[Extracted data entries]
— START —

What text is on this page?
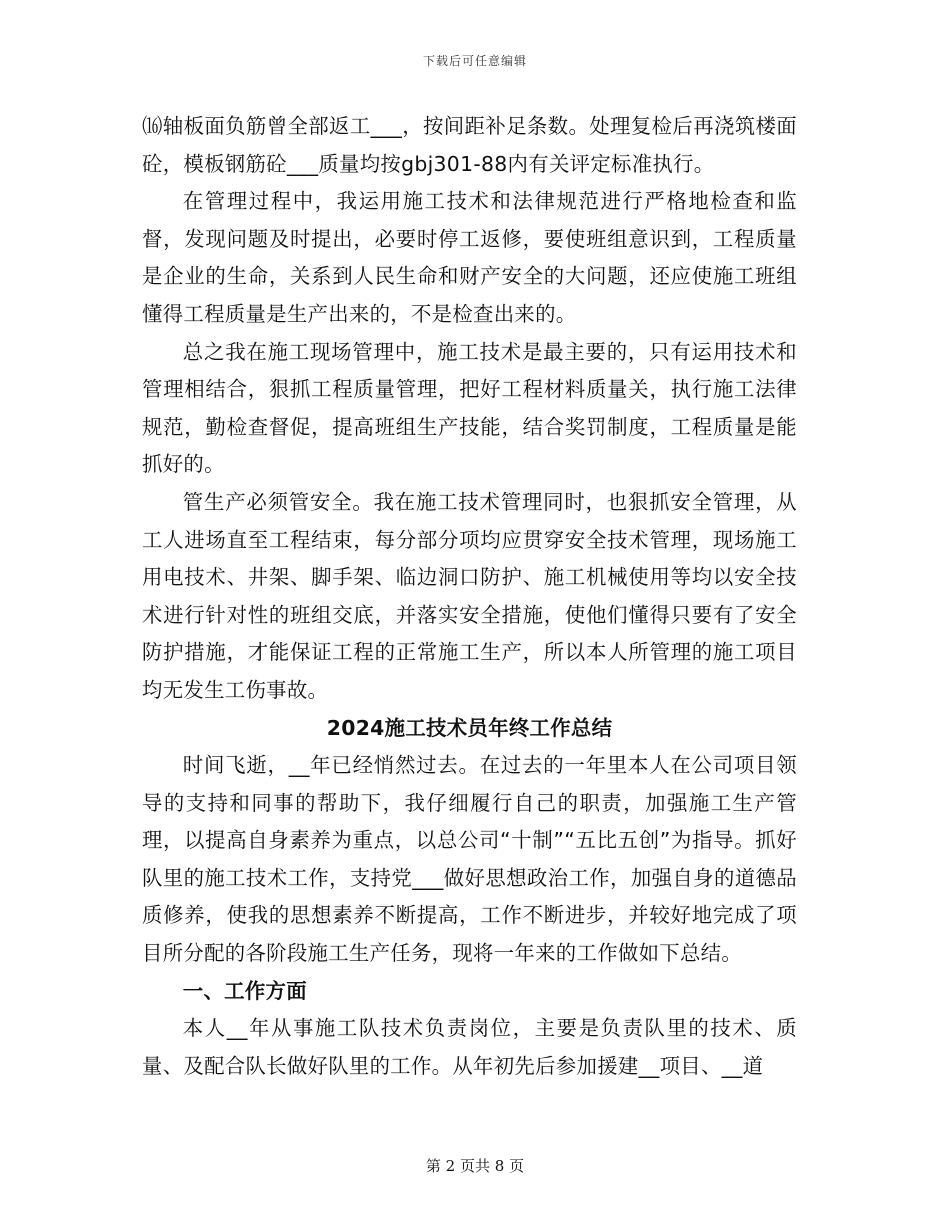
下载后可任意编辑

⒃轴板面负筋曾全部返工___，按间距补足条数。处理复检后再浇筑楼面砼，模板钢筋砼___质量均按gbj301-88内有关评定标准执行。

在管理过程中，我运用施工技术和法律规范进行严格地检查和监督，发现问题及时提出，必要时停工返修，要使班组意识到，工程质量是企业的生命，关系到人民生命和财产安全的大问题，还应使施工班组懂得工程质量是生产出来的，不是检查出来的。

总之我在施工现场管理中，施工技术是最主要的，只有运用技术和管理相结合，狠抓工程质量管理，把好工程材料质量关，执行施工法律规范，勤检查督促，提高班组生产技能，结合奖罚制度，工程质量是能抓好的。

管生产必须管安全。我在施工技术管理同时，也狠抓安全管理，从工人进场直至工程结束，每分部分项均应贯穿安全技术管理，现场施工用电技术、井架、脚手架、临边洞口防护、施工机械使用等均以安全技术进行针对性的班组交底，并落实安全措施，使他们懂得只要有了安全防护措施，才能保证工程的正常施工生产，所以本人所管理的施工项目均无发生工伤事故。

2024施工技术员年终工作总结

时间飞逝，__年已经悄然过去。在过去的一年里本人在公司项目领导的支持和同事的帮助下，我仔细履行自己的职责，加强施工生产管理，以提高自身素养为重点，以总公司“十制”“五比五创”为指导。抓好队里的施工技术工作，支持党___做好思想政治工作，加强自身的道德品质修养，使我的思想素养不断提高，工作不断进步，并较好地完成了项目所分配的各阶段施工生产任务，现将一年来的工作做如下总结。

一、工作方面

本人__年从事施工队技术负责岗位，主要是负责队里的技术、质量、及配合队长做好队里的工作。从年初先后参加援建__项目、__道

第 2 页共 8 页
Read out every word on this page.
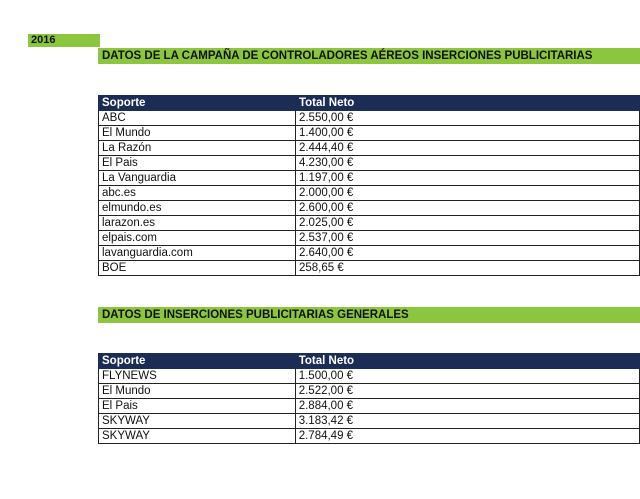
2016
DATOS DE LA CAMPAÑA DE CONTROLADORES AÉREOS INSERCIONES PUBLICITARIAS
Soporte	Total Neto
ABC	2.550,00 €
El Mundo	1.400,00 €
La Razón	2.444,40 €
El Pais	4.230,00 €
La Vanguardia	1.197,00 €
abc.es	2.000,00 €
elmundo.es	2.600,00 €
larazon.es	2.025,00 €
elpais.com	2.537,00 €
lavanguardia.com	2.640,00 €
BOE	258,65 €
DATOS DE INSERCIONES PUBLICITARIAS GENERALES
Soporte	Total Neto
FLYNEWS	1.500,00 €
El Mundo	2.522,00 €
El Pais	2.884,00 €
SKYWAY	3.183,42 €
SKYWAY	2.784,49 €
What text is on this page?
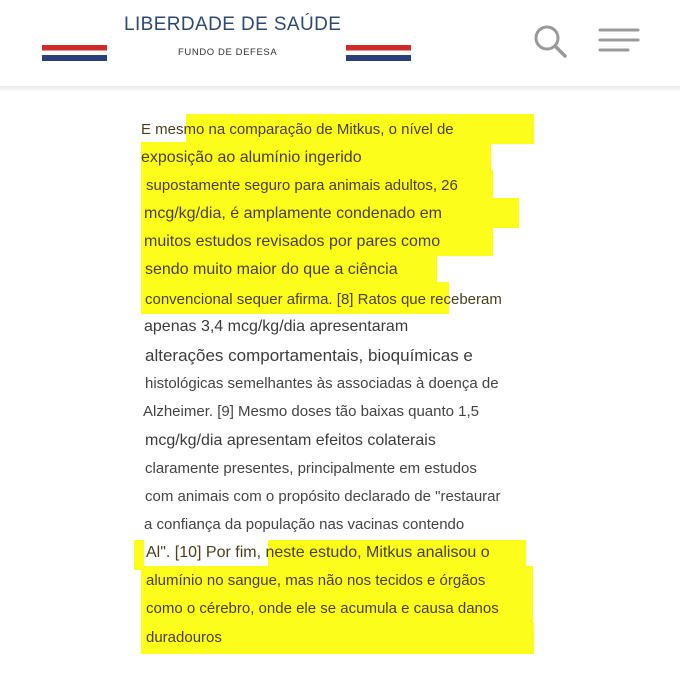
LIBERDADE DE SAÚDE
FUNDO DE DEFESA
E mesmo na comparação de Mitkus, o nível de
exposição ao alumínio ingerido
supostamente seguro para animais adultos, 26
mcg/kg/dia, é amplamente condenado em
muitos estudos revisados por pares como
sendo muito maior do que a ciência
convencional sequer afirma. [8] Ratos que receberam
apenas 3,4 mcg/kg/dia apresentaram
alterações comportamentais, bioquímicas e
histológicas semelhantes às associadas à doença de
Alzheimer. [9] Mesmo doses tão baixas quanto 1,5
mcg/kg/dia apresentam efeitos colaterais
claramente presentes, principalmente em estudos
com animais com o propósito declarado de "restaurar
a confiança da população nas vacinas contendo
Al". [10] Por fim, neste estudo, Mitkus analisou o
alumínio no sangue, mas não nos tecidos e órgãos
como o cérebro, onde ele se acumula e causa danos
duradouros
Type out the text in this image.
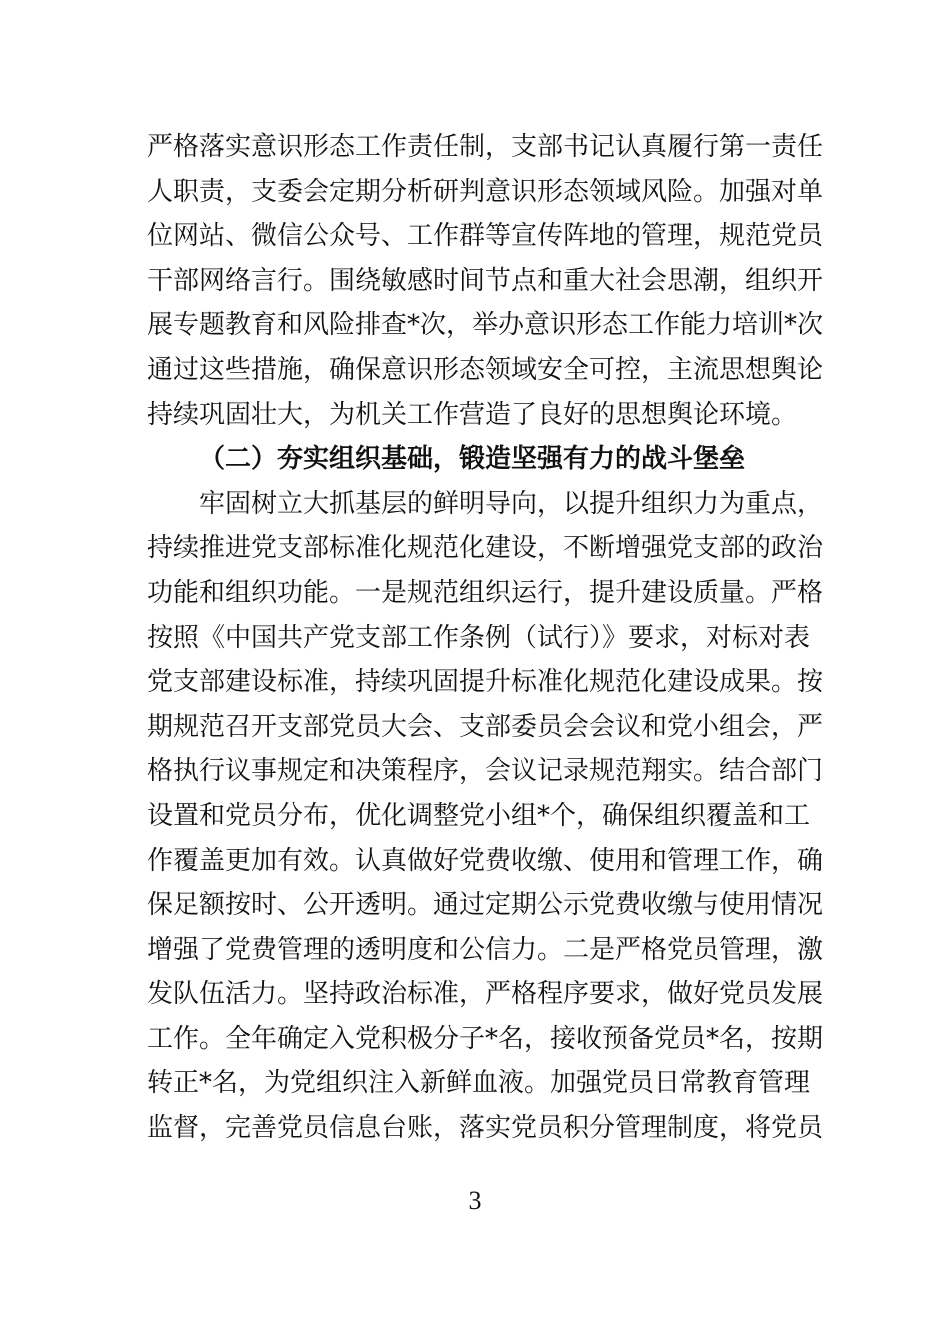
严格落实意识形态工作责任制，支部书记认真履行第一责任
人职责，支委会定期分析研判意识形态领域风险。加强对单
位网站、微信公众号、工作群等宣传阵地的管理，规范党员
干部网络言行。围绕敏感时间节点和重大社会思潮，组织开
展专题教育和风险排查*次，举办意识形态工作能力培训*次
通过这些措施，确保意识形态领域安全可控，主流思想舆论
持续巩固壮大，为机关工作营造了良好的思想舆论环境。
（二）夯实组织基础，锻造坚强有力的战斗堡垒
牢固树立大抓基层的鲜明导向，以提升组织力为重点，
持续推进党支部标准化规范化建设，不断增强党支部的政治
功能和组织功能。一是规范组织运行，提升建设质量。严格
按照《中国共产党支部工作条例（试行）》要求，对标对表
党支部建设标准，持续巩固提升标准化规范化建设成果。按
期规范召开支部党员大会、支部委员会会议和党小组会，严
格执行议事规定和决策程序，会议记录规范翔实。结合部门
设置和党员分布，优化调整党小组*个，确保组织覆盖和工
作覆盖更加有效。认真做好党费收缴、使用和管理工作，确
保足额按时、公开透明。通过定期公示党费收缴与使用情况
增强了党费管理的透明度和公信力。二是严格党员管理，激
发队伍活力。坚持政治标准，严格程序要求，做好党员发展
工作。全年确定入党积极分子*名，接收预备党员*名，按期
转正*名，为党组织注入新鲜血液。加强党员日常教育管理
监督，完善党员信息台账，落实党员积分管理制度，将党员
3
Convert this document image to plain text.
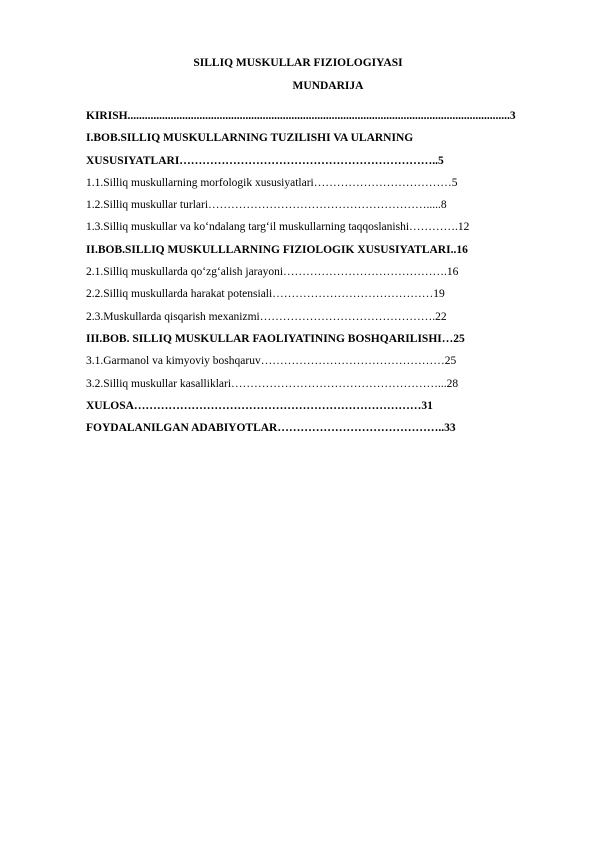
SILLIQ MUSKULLAR FIZIOLOGIYASI
MUNDARIJA
KIRISH.....................................................................................................................................3
I.BOB.SILLIQ MUSKULLARNING TUZILISHI VA ULARNING
XUSUSIYATLARI…………………………………………………………..5
1.1.Silliq muskullarning morfologik xususiyatlari………………………………5
1.2.Silliq muskullar turlari………………………………………………….....8
1.3.Silliq muskullar va ko‘ndalang targ‘il muskullarning taqqoslanishi………….12
II.BOB.SILLIQ MUSKULLLARNING FIZIOLOGIK XUSUSIYATLARI..16
2.1.Silliq muskullarda qo‘zg‘alish jarayoni…………………………………….16
2.2.Silliq muskullarda harakat potensiali……………………………………19
2.3.Muskullarda qisqarish mexanizmi……………………………………….22
III.BOB. SILLIQ MUSKULLAR FAOLIYATINING BOSHQARILISHI…25
3.1.Garmanol va kimyoviy boshqaruv…………………………………………25
3.2.Silliq muskullar kasalliklari………………………………………………...28
XULOSA…………………………………………………………………31
FOYDALANILGAN ADABIYOTLAR……………………………………..33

— END —

## EXERCISE DETAILS
Reproduce the whole listing above word for word, but not its pictures.

## RESULT OF THIS EXERCISE
What text is on this page?
下载后可任意编辑

⒃轴板面负筋曾全部返工___，按间距补足条数。处理复检后再浇筑楼面砼，模板钢筋砼___质量均按gbj301-88内有关评定标准执行。

在管理过程中，我运用施工技术和法律规范进行严格地检查和监督，发现问题及时提出，必要时停工返修，要使班组意识到，工程质量是企业的生命，关系到人民生命和财产安全的大问题，还应使施工班组懂得工程质量是生产出来的，不是检查出来的。

总之我在施工现场管理中，施工技术是最主要的，只有运用技术和管理相结合，狠抓工程质量管理，把好工程材料质量关，执行施工法律规范，勤检查督促，提高班组生产技能，结合奖罚制度，工程质量是能抓好的。

管生产必须管安全。我在施工技术管理同时，也狠抓安全管理，从工人进场直至工程结束，每分部分项均应贯穿安全技术管理，现场施工用电技术、井架、脚手架、临边洞口防护、施工机械使用等均以安全技术进行针对性的班组交底，并落实安全措施，使他们懂得只要有了安全防护措施，才能保证工程的正常施工生产，所以本人所管理的施工项目均无发生工伤事故。

2024施工技术员年终工作总结

时间飞逝，__年已经悄然过去。在过去的一年里本人在公司项目领导的支持和同事的帮助下，我仔细履行自己的职责，加强施工生产管理，以提高自身素养为重点，以总公司“十制”“五比五创”为指导。抓好队里的施工技术工作，支持党___做好思想政治工作，加强自身的道德品质修养，使我的思想素养不断提高，工作不断进步，并较好地完成了项目所分配的各阶段施工生产任务，现将一年来的工作做如下总结。

一、工作方面

本人__年从事施工队技术负责岗位，主要是负责队里的技术、质量、及配合队长做好队里的工作。从年初先后参加援建__项目、__道

第 2 页共 8 页
Read out every word on this page.
2016
DATOS DE LA CAMPAÑA DE CONTROLADORES AÉREOS INSERCIONES PUBLICITARIAS
Soporte	Total Neto
ABC	2.550,00 €
El Mundo	1.400,00 €
La Razón	2.444,40 €
El Pais	4.230,00 €
La Vanguardia	1.197,00 €
abc.es	2.000,00 €
elmundo.es	2.600,00 €
larazon.es	2.025,00 €
elpais.com	2.537,00 €
lavanguardia.com	2.640,00 €
BOE	258,65 €
DATOS DE INSERCIONES PUBLICITARIAS GENERALES
Soporte	Total Neto
FLYNEWS	1.500,00 €
El Mundo	2.522,00 €
El Pais	2.884,00 €
SKYWAY	3.183,42 €
SKYWAY	2.784,49 €
What text is on this page?
LIBERDADE DE SAÚDE
FUNDO DE DEFESA
E mesmo na comparação de Mitkus, o nível de
exposição ao alumínio ingerido
supostamente seguro para animais adultos, 26
mcg/kg/dia, é amplamente condenado em
muitos estudos revisados por pares como
sendo muito maior do que a ciência
convencional sequer afirma. [8] Ratos que receberam
apenas 3,4 mcg/kg/dia apresentaram
alterações comportamentais, bioquímicas e
histológicas semelhantes às associadas à doença de
Alzheimer. [9] Mesmo doses tão baixas quanto 1,5
mcg/kg/dia apresentam efeitos colaterais
claramente presentes, principalmente em estudos
com animais com o propósito declarado de "restaurar
a confiança da população nas vacinas contendo
Al". [10] Por fim, neste estudo, Mitkus analisou o
alumínio no sangue, mas não nos tecidos e órgãos
como o cérebro, onde ele se acumula e causa danos
duradouros
Type out the text in this image.
严格落实意识形态工作责任制，支部书记认真履行第一责任
人职责，支委会定期分析研判意识形态领域风险。加强对单
位网站、微信公众号、工作群等宣传阵地的管理，规范党员
干部网络言行。围绕敏感时间节点和重大社会思潮，组织开
展专题教育和风险排查*次，举办意识形态工作能力培训*次
通过这些措施，确保意识形态领域安全可控，主流思想舆论
持续巩固壮大，为机关工作营造了良好的思想舆论环境。
（二）夯实组织基础，锻造坚强有力的战斗堡垒
牢固树立大抓基层的鲜明导向，以提升组织力为重点，
持续推进党支部标准化规范化建设，不断增强党支部的政治
功能和组织功能。一是规范组织运行，提升建设质量。严格
按照《中国共产党支部工作条例（试行）》要求，对标对表
党支部建设标准，持续巩固提升标准化规范化建设成果。按
期规范召开支部党员大会、支部委员会会议和党小组会，严
格执行议事规定和决策程序，会议记录规范翔实。结合部门
设置和党员分布，优化调整党小组*个，确保组织覆盖和工
作覆盖更加有效。认真做好党费收缴、使用和管理工作，确
保足额按时、公开透明。通过定期公示党费收缴与使用情况
增强了党费管理的透明度和公信力。二是严格党员管理，激
发队伍活力。坚持政治标准，严格程序要求，做好党员发展
工作。全年确定入党积极分子*名，接收预备党员*名，按期
转正*名，为党组织注入新鲜血液。加强党员日常教育管理
监督，完善党员信息台账，落实党员积分管理制度，将党员
3
Convert this document image to plain text.
SILLIQ MUSKULLAR FIZIOLOGIYASI
MUNDARIJA
KIRISH.....................................................................................................................................3
I.BOB.SILLIQ MUSKULLARNING TUZILISHI VA ULARNING
XUSUSIYATLARI…………………………………………………………..5
1.1.Silliq muskullarning morfologik xususiyatlari………………………………5
1.2.Silliq muskullar turlari………………………………………………….....8
1.3.Silliq muskullar va ko‘ndalang targ‘il muskullarning taqqoslanishi………….12
II.BOB.SILLIQ MUSKULLLARNING FIZIOLOGIK XUSUSIYATLARI..16
2.1.Silliq muskullarda qo‘zg‘alish jarayoni…………………………………….16
2.2.Silliq muskullarda harakat potensiali……………………………………19
2.3.Muskullarda qisqarish mexanizmi……………………………………….22
III.BOB. SILLIQ MUSKULLAR FAOLIYATINING BOSHQARILISHI…25
3.1.Garmanol va kimyoviy boshqaruv…………………………………………25
3.2.Silliq muskullar kasalliklari………………………………………………...28
XULOSA…………………………………………………………………31
FOYDALANILGAN ADABIYOTLAR……………………………………..33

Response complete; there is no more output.